Exercise requirements -
Take the entries below and print all of them exactly, please.

Input records -

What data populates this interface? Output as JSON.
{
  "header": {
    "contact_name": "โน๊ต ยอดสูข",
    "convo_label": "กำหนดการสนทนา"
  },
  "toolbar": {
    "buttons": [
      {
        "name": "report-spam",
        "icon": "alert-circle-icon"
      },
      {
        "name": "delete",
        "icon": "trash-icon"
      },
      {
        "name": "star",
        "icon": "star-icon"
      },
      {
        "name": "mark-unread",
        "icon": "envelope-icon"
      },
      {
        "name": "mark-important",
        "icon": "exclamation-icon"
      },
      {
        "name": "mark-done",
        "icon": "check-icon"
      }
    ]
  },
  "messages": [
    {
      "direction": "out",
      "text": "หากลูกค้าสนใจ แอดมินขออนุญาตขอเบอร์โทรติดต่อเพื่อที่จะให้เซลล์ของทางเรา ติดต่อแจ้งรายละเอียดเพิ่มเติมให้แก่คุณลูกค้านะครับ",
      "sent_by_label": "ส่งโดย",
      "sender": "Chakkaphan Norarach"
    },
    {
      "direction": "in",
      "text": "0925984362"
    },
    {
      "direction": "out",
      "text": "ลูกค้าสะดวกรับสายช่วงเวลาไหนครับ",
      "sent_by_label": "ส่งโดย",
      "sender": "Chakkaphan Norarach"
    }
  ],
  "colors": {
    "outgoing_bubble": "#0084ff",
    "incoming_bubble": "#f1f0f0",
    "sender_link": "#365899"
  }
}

Solution to the problem -
What data populates this interface? Output as JSON.
{
  "header": {
    "contact_name": "โน๊ต ยอดสูข",
    "convo_label": "กำหนดการสนทนา"
  },
  "toolbar": {
    "buttons": [
      {
        "name": "report-spam",
        "icon": "alert-circle-icon"
      },
      {
        "name": "delete",
        "icon": "trash-icon"
      },
      {
        "name": "star",
        "icon": "star-icon"
      },
      {
        "name": "mark-unread",
        "icon": "envelope-icon"
      },
      {
        "name": "mark-important",
        "icon": "exclamation-icon"
      },
      {
        "name": "mark-done",
        "icon": "check-icon"
      }
    ]
  },
  "messages": [
    {
      "direction": "out",
      "text": "หากลูกค้าสนใจ แอดมินขออนุญาตขอเบอร์โทรติดต่อเพื่อที่จะให้เซลล์ของทางเรา ติดต่อแจ้งรายละเอียดเพิ่มเติมให้แก่คุณลูกค้านะครับ",
      "sent_by_label": "ส่งโดย",
      "sender": "Chakkaphan Norarach"
    },
    {
      "direction": "in",
      "text": "0925984362"
    },
    {
      "direction": "out",
      "text": "ลูกค้าสะดวกรับสายช่วงเวลาไหนครับ",
      "sent_by_label": "ส่งโดย",
      "sender": "Chakkaphan Norarach"
    }
  ],
  "colors": {
    "outgoing_bubble": "#0084ff",
    "incoming_bubble": "#f1f0f0",
    "sender_link": "#365899"
  }
}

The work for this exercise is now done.